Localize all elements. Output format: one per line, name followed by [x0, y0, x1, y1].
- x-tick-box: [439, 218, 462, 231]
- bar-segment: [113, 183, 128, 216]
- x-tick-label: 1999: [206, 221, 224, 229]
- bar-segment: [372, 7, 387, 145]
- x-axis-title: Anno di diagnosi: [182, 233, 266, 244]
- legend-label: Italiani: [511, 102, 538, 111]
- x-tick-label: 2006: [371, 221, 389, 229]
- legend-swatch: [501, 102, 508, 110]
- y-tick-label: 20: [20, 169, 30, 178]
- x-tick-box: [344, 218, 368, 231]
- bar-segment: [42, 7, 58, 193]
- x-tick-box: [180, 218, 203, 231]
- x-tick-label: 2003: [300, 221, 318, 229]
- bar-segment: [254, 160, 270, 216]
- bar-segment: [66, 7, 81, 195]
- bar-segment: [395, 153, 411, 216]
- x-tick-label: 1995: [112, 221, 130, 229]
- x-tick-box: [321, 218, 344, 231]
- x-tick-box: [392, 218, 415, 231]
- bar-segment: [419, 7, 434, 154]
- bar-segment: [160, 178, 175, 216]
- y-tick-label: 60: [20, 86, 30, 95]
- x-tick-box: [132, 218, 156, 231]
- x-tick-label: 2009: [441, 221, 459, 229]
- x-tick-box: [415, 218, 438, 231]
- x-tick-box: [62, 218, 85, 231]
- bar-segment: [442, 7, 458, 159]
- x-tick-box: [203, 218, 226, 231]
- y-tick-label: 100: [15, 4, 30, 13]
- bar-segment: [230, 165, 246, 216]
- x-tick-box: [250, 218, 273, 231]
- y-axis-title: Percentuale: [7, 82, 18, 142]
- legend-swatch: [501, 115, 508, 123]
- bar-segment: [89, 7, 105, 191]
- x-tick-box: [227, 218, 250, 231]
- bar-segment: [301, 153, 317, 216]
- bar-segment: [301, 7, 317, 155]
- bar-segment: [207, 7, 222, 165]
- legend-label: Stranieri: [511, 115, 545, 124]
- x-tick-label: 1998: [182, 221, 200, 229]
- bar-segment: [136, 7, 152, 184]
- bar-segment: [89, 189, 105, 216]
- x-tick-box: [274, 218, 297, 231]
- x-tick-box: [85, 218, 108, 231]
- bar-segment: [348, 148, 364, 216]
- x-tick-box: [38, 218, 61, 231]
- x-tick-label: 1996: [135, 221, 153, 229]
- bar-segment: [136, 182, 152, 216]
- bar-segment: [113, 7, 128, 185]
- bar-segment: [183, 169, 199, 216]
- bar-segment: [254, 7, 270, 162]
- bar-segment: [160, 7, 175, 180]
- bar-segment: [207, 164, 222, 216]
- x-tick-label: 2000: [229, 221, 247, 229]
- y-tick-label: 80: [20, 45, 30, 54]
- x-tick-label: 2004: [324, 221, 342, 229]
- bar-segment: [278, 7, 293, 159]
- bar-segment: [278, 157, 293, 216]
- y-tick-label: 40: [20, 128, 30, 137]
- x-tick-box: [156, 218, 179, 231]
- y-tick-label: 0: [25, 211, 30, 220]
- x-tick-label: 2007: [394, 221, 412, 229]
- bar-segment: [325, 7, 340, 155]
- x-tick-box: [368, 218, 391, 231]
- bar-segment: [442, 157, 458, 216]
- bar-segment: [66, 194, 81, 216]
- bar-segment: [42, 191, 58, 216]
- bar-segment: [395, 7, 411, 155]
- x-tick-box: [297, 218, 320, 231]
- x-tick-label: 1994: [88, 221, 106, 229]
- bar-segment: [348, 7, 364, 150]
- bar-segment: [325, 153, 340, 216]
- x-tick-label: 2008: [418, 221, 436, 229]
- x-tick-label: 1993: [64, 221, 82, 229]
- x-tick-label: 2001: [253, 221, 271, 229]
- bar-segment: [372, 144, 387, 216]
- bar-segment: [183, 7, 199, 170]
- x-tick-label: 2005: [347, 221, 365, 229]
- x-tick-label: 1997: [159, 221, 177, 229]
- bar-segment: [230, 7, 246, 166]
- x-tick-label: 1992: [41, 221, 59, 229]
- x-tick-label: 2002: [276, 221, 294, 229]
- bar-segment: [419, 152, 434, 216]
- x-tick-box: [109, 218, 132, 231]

___

● **Goal**
Can you give all of the records again, changing every "legend-label" to "legend-text" and leaving everything else as it is?

● **Task response**
Localize all elements. Output format: one per line, name followed by [x0, y0, x1, y1].
- x-tick-box: [439, 218, 462, 231]
- bar-segment: [113, 183, 128, 216]
- x-tick-label: 1999: [206, 221, 224, 229]
- bar-segment: [372, 7, 387, 145]
- x-axis-title: Anno di diagnosi: [182, 233, 266, 244]
- legend-text: Italiani: [511, 102, 538, 111]
- x-tick-label: 2006: [371, 221, 389, 229]
- legend-swatch: [501, 102, 508, 110]
- y-tick-label: 20: [20, 169, 30, 178]
- x-tick-box: [344, 218, 368, 231]
- bar-segment: [42, 7, 58, 193]
- x-tick-box: [180, 218, 203, 231]
- x-tick-label: 2003: [300, 221, 318, 229]
- bar-segment: [254, 160, 270, 216]
- bar-segment: [66, 7, 81, 195]
- bar-segment: [395, 153, 411, 216]
- x-tick-label: 1995: [112, 221, 130, 229]
- x-tick-box: [321, 218, 344, 231]
- x-tick-box: [392, 218, 415, 231]
- bar-segment: [419, 7, 434, 154]
- bar-segment: [160, 178, 175, 216]
- y-tick-label: 60: [20, 86, 30, 95]
- x-tick-box: [132, 218, 156, 231]
- x-tick-label: 2009: [441, 221, 459, 229]
- x-tick-box: [415, 218, 438, 231]
- x-tick-box: [62, 218, 85, 231]
- bar-segment: [442, 7, 458, 159]
- x-tick-box: [203, 218, 226, 231]
- y-tick-label: 100: [15, 4, 30, 13]
- bar-segment: [230, 165, 246, 216]
- x-tick-box: [250, 218, 273, 231]
- y-axis-title: Percentuale: [7, 82, 18, 142]
- legend-swatch: [501, 115, 508, 123]
- bar-segment: [89, 7, 105, 191]
- x-tick-box: [227, 218, 250, 231]
- bar-segment: [301, 153, 317, 216]
- bar-segment: [301, 7, 317, 155]
- bar-segment: [207, 7, 222, 165]
- legend-text: Stranieri: [511, 115, 545, 124]
- x-tick-label: 1998: [182, 221, 200, 229]
- bar-segment: [136, 7, 152, 184]
- bar-segment: [89, 189, 105, 216]
- x-tick-box: [274, 218, 297, 231]
- x-tick-box: [85, 218, 108, 231]
- bar-segment: [348, 148, 364, 216]
- x-tick-box: [38, 218, 61, 231]
- x-tick-label: 1996: [135, 221, 153, 229]
- bar-segment: [136, 182, 152, 216]
- bar-segment: [113, 7, 128, 185]
- bar-segment: [183, 169, 199, 216]
- bar-segment: [254, 7, 270, 162]
- bar-segment: [160, 7, 175, 180]
- bar-segment: [207, 164, 222, 216]
- x-tick-label: 2000: [229, 221, 247, 229]
- y-tick-label: 80: [20, 45, 30, 54]
- x-tick-label: 2004: [324, 221, 342, 229]
- bar-segment: [278, 7, 293, 159]
- bar-segment: [278, 157, 293, 216]
- y-tick-label: 40: [20, 128, 30, 137]
- x-tick-box: [156, 218, 179, 231]
- y-tick-label: 0: [25, 211, 30, 220]
- x-tick-label: 2007: [394, 221, 412, 229]
- bar-segment: [325, 7, 340, 155]
- x-tick-box: [368, 218, 391, 231]
- bar-segment: [442, 157, 458, 216]
- bar-segment: [66, 194, 81, 216]
- bar-segment: [42, 191, 58, 216]
- bar-segment: [395, 7, 411, 155]
- x-tick-box: [297, 218, 320, 231]
- x-tick-label: 1994: [88, 221, 106, 229]
- bar-segment: [348, 7, 364, 150]
- bar-segment: [325, 153, 340, 216]
- x-tick-label: 2008: [418, 221, 436, 229]
- x-tick-label: 1993: [64, 221, 82, 229]
- x-tick-label: 2001: [253, 221, 271, 229]
- bar-segment: [372, 144, 387, 216]
- bar-segment: [183, 7, 199, 170]
- x-tick-label: 2005: [347, 221, 365, 229]
- x-tick-label: 1997: [159, 221, 177, 229]
- bar-segment: [230, 7, 246, 166]
- x-tick-label: 1992: [41, 221, 59, 229]
- x-tick-label: 2002: [276, 221, 294, 229]
- bar-segment: [419, 152, 434, 216]
- x-tick-box: [109, 218, 132, 231]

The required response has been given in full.